▶ **To do**: Quote every line of the data below as it stands, omitting pictures.

[Dataset entries on figures]

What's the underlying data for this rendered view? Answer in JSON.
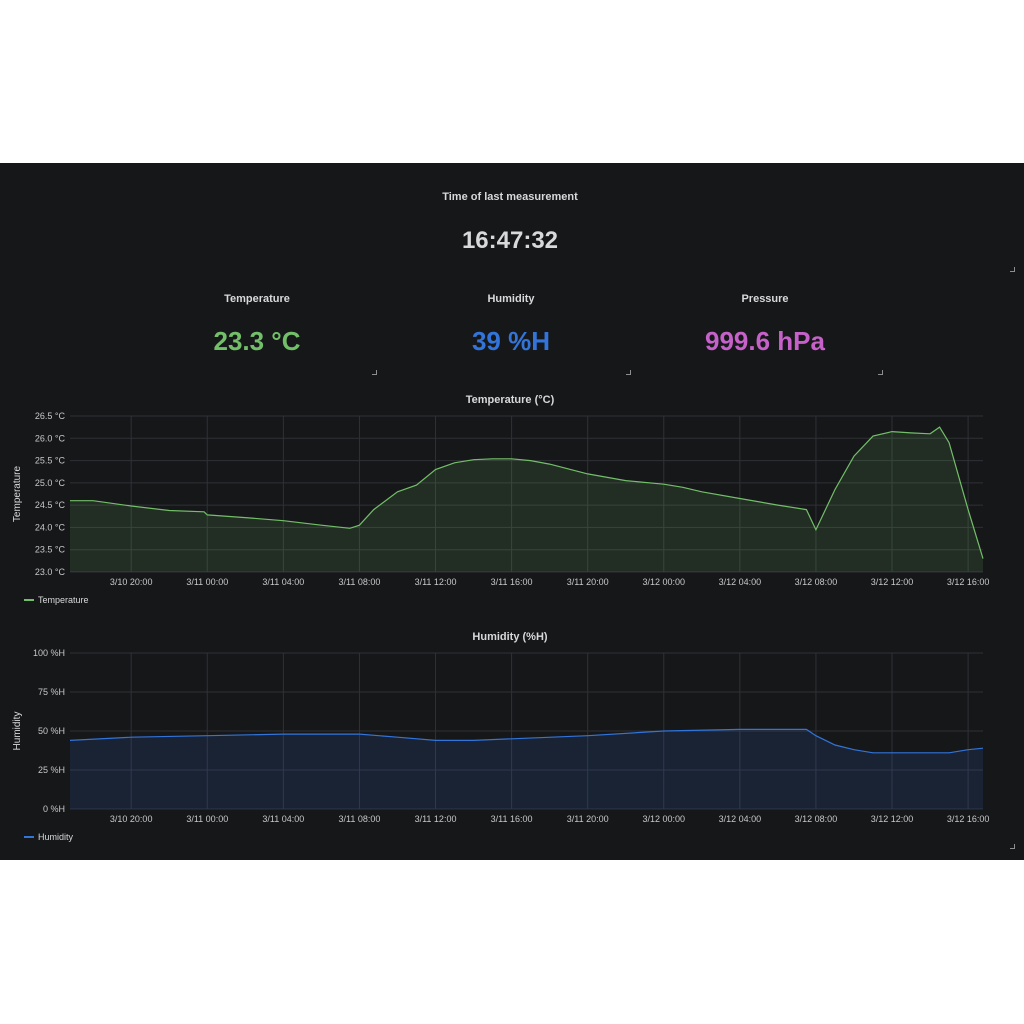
{
  "last_measurement": {
    "title": "Time of last measurement",
    "value": "16:47:32"
  },
  "stats": [
    {
      "title": "Temperature",
      "value": "23.3 °C",
      "color": "#73bf69"
    },
    {
      "title": "Humidity",
      "value": "39 %H",
      "color": "#3274d9"
    },
    {
      "title": "Pressure",
      "value": "999.6 hPa",
      "color": "#c561c9"
    }
  ],
  "chart_data": [
    {
      "type": "area",
      "title": "Temperature (°C)",
      "ylabel": "Temperature",
      "xlabel": "",
      "ylim": [
        23.0,
        26.5
      ],
      "xlim": [
        "3/10 16:47",
        "3/12 16:47"
      ],
      "y_ticks": [
        "23.0 °C",
        "23.5 °C",
        "24.0 °C",
        "24.5 °C",
        "25.0 °C",
        "25.5 °C",
        "26.0 °C",
        "26.5 °C"
      ],
      "x_ticks": [
        "3/10 20:00",
        "3/11 00:00",
        "3/11 04:00",
        "3/11 08:00",
        "3/11 12:00",
        "3/11 16:00",
        "3/11 20:00",
        "3/12 00:00",
        "3/12 04:00",
        "3/12 08:00",
        "3/12 12:00",
        "3/12 16:00"
      ],
      "color": "#73bf69",
      "grid": true,
      "legend_position": "bottom-left",
      "series": [
        {
          "name": "Temperature",
          "x": [
            "3/10 16:47",
            "3/10 18:00",
            "3/10 20:00",
            "3/10 22:00",
            "3/10 23:50",
            "3/11 00:00",
            "3/11 02:00",
            "3/11 04:00",
            "3/11 06:00",
            "3/11 07:30",
            "3/11 08:00",
            "3/11 08:45",
            "3/11 10:00",
            "3/11 11:00",
            "3/11 12:00",
            "3/11 13:00",
            "3/11 14:00",
            "3/11 15:00",
            "3/11 16:00",
            "3/11 17:00",
            "3/11 18:00",
            "3/11 20:00",
            "3/11 22:00",
            "3/12 00:00",
            "3/12 01:00",
            "3/12 02:00",
            "3/12 04:00",
            "3/12 06:00",
            "3/12 07:30",
            "3/12 08:00",
            "3/12 09:00",
            "3/12 10:00",
            "3/12 11:00",
            "3/12 12:00",
            "3/12 13:00",
            "3/12 14:00",
            "3/12 14:30",
            "3/12 15:00",
            "3/12 16:00",
            "3/12 16:47"
          ],
          "y": [
            24.6,
            24.6,
            24.48,
            24.38,
            24.35,
            24.28,
            24.22,
            24.15,
            24.05,
            23.98,
            24.05,
            24.4,
            24.8,
            24.95,
            25.3,
            25.45,
            25.52,
            25.54,
            25.54,
            25.5,
            25.42,
            25.2,
            25.05,
            24.97,
            24.9,
            24.8,
            24.65,
            24.5,
            24.4,
            23.95,
            24.85,
            25.6,
            26.05,
            26.15,
            26.12,
            26.1,
            26.25,
            25.9,
            24.4,
            23.3
          ]
        }
      ]
    },
    {
      "type": "area",
      "title": "Humidity (%H)",
      "ylabel": "Humidity",
      "xlabel": "",
      "ylim": [
        0,
        100
      ],
      "xlim": [
        "3/10 16:47",
        "3/12 16:47"
      ],
      "y_ticks": [
        "0 %H",
        "25 %H",
        "50 %H",
        "75 %H",
        "100 %H"
      ],
      "x_ticks": [
        "3/10 20:00",
        "3/11 00:00",
        "3/11 04:00",
        "3/11 08:00",
        "3/11 12:00",
        "3/11 16:00",
        "3/11 20:00",
        "3/12 00:00",
        "3/12 04:00",
        "3/12 08:00",
        "3/12 12:00",
        "3/12 16:00"
      ],
      "color": "#3274d9",
      "grid": true,
      "legend_position": "bottom-left",
      "series": [
        {
          "name": "Humidity",
          "x": [
            "3/10 16:47",
            "3/10 20:00",
            "3/11 00:00",
            "3/11 04:00",
            "3/11 08:00",
            "3/11 10:00",
            "3/11 12:00",
            "3/11 14:00",
            "3/11 16:00",
            "3/11 20:00",
            "3/12 00:00",
            "3/12 04:00",
            "3/12 07:30",
            "3/12 08:00",
            "3/12 09:00",
            "3/12 10:00",
            "3/12 11:00",
            "3/12 12:00",
            "3/12 13:00",
            "3/12 14:00",
            "3/12 15:00",
            "3/12 16:00",
            "3/12 16:47"
          ],
          "y": [
            44,
            46,
            47,
            48,
            48,
            46,
            44,
            44,
            45,
            47,
            50,
            51,
            51,
            47,
            41,
            38,
            36,
            36,
            36,
            36,
            36,
            38,
            39
          ]
        }
      ]
    }
  ]
}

▶ **Correct output**:
What's the underlying data for this rendered view? Answer in JSON.
{
  "last_measurement": {
    "title": "Time of last measurement",
    "value": "16:47:32"
  },
  "stats": [
    {
      "title": "Temperature",
      "value": "23.3 °C",
      "color": "#73bf69"
    },
    {
      "title": "Humidity",
      "value": "39 %H",
      "color": "#3274d9"
    },
    {
      "title": "Pressure",
      "value": "999.6 hPa",
      "color": "#c561c9"
    }
  ],
  "chart_data": [
    {
      "type": "area",
      "title": "Temperature (°C)",
      "ylabel": "Temperature",
      "xlabel": "",
      "ylim": [
        23.0,
        26.5
      ],
      "xlim": [
        "3/10 16:47",
        "3/12 16:47"
      ],
      "y_ticks": [
        "23.0 °C",
        "23.5 °C",
        "24.0 °C",
        "24.5 °C",
        "25.0 °C",
        "25.5 °C",
        "26.0 °C",
        "26.5 °C"
      ],
      "x_ticks": [
        "3/10 20:00",
        "3/11 00:00",
        "3/11 04:00",
        "3/11 08:00",
        "3/11 12:00",
        "3/11 16:00",
        "3/11 20:00",
        "3/12 00:00",
        "3/12 04:00",
        "3/12 08:00",
        "3/12 12:00",
        "3/12 16:00"
      ],
      "color": "#73bf69",
      "grid": true,
      "legend_position": "bottom-left",
      "series": [
        {
          "name": "Temperature",
          "x": [
            "3/10 16:47",
            "3/10 18:00",
            "3/10 20:00",
            "3/10 22:00",
            "3/10 23:50",
            "3/11 00:00",
            "3/11 02:00",
            "3/11 04:00",
            "3/11 06:00",
            "3/11 07:30",
            "3/11 08:00",
            "3/11 08:45",
            "3/11 10:00",
            "3/11 11:00",
            "3/11 12:00",
            "3/11 13:00",
            "3/11 14:00",
            "3/11 15:00",
            "3/11 16:00",
            "3/11 17:00",
            "3/11 18:00",
            "3/11 20:00",
            "3/11 22:00",
            "3/12 00:00",
            "3/12 01:00",
            "3/12 02:00",
            "3/12 04:00",
            "3/12 06:00",
            "3/12 07:30",
            "3/12 08:00",
            "3/12 09:00",
            "3/12 10:00",
            "3/12 11:00",
            "3/12 12:00",
            "3/12 13:00",
            "3/12 14:00",
            "3/12 14:30",
            "3/12 15:00",
            "3/12 16:00",
            "3/12 16:47"
          ],
          "y": [
            24.6,
            24.6,
            24.48,
            24.38,
            24.35,
            24.28,
            24.22,
            24.15,
            24.05,
            23.98,
            24.05,
            24.4,
            24.8,
            24.95,
            25.3,
            25.45,
            25.52,
            25.54,
            25.54,
            25.5,
            25.42,
            25.2,
            25.05,
            24.97,
            24.9,
            24.8,
            24.65,
            24.5,
            24.4,
            23.95,
            24.85,
            25.6,
            26.05,
            26.15,
            26.12,
            26.1,
            26.25,
            25.9,
            24.4,
            23.3
          ]
        }
      ]
    },
    {
      "type": "area",
      "title": "Humidity (%H)",
      "ylabel": "Humidity",
      "xlabel": "",
      "ylim": [
        0,
        100
      ],
      "xlim": [
        "3/10 16:47",
        "3/12 16:47"
      ],
      "y_ticks": [
        "0 %H",
        "25 %H",
        "50 %H",
        "75 %H",
        "100 %H"
      ],
      "x_ticks": [
        "3/10 20:00",
        "3/11 00:00",
        "3/11 04:00",
        "3/11 08:00",
        "3/11 12:00",
        "3/11 16:00",
        "3/11 20:00",
        "3/12 00:00",
        "3/12 04:00",
        "3/12 08:00",
        "3/12 12:00",
        "3/12 16:00"
      ],
      "color": "#3274d9",
      "grid": true,
      "legend_position": "bottom-left",
      "series": [
        {
          "name": "Humidity",
          "x": [
            "3/10 16:47",
            "3/10 20:00",
            "3/11 00:00",
            "3/11 04:00",
            "3/11 08:00",
            "3/11 10:00",
            "3/11 12:00",
            "3/11 14:00",
            "3/11 16:00",
            "3/11 20:00",
            "3/12 00:00",
            "3/12 04:00",
            "3/12 07:30",
            "3/12 08:00",
            "3/12 09:00",
            "3/12 10:00",
            "3/12 11:00",
            "3/12 12:00",
            "3/12 13:00",
            "3/12 14:00",
            "3/12 15:00",
            "3/12 16:00",
            "3/12 16:47"
          ],
          "y": [
            44,
            46,
            47,
            48,
            48,
            46,
            44,
            44,
            45,
            47,
            50,
            51,
            51,
            47,
            41,
            38,
            36,
            36,
            36,
            36,
            36,
            38,
            39
          ]
        }
      ]
    }
  ]
}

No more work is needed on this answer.